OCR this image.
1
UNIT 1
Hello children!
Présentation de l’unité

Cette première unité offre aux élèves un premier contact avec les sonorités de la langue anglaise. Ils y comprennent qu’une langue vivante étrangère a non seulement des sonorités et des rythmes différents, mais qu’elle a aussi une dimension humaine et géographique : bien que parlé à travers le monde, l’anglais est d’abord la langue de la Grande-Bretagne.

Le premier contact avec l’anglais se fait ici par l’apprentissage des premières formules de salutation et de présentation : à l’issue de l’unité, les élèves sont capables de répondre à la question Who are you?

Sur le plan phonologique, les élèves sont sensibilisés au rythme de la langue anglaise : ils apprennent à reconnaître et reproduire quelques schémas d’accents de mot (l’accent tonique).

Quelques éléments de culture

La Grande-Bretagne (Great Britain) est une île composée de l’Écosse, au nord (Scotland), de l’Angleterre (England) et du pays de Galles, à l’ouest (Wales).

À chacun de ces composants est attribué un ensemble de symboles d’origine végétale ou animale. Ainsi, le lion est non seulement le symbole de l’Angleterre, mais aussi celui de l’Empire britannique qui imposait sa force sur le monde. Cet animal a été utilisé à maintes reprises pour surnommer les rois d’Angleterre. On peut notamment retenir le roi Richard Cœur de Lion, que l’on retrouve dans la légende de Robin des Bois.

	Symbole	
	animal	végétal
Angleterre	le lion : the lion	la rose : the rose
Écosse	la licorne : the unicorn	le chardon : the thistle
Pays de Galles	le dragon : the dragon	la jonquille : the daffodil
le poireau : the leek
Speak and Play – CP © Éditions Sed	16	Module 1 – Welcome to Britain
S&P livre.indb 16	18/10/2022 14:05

## BRIEF
Using the listing above, show every line that includes the string "Grande".

## SOLUTION FOR THIS PROBLEM
Cette première unité offre aux élèves un premier contact avec les sonorités de la langue anglaise. Ils y comprennent qu’une langue vivante étrangère a non seulement des sonorités et des rythmes différents, mais qu’elle a aussi une dimension humaine et géographique : bien que parlé à travers le monde, l’anglais est d’abord la langue de la Grande-Bretagne.
La Grande-Bretagne (Great Britain) est une île composée de l’Écosse, au nord (Scotland), de l’Angleterre (England) et du pays de Galles, à l’ouest (Wales).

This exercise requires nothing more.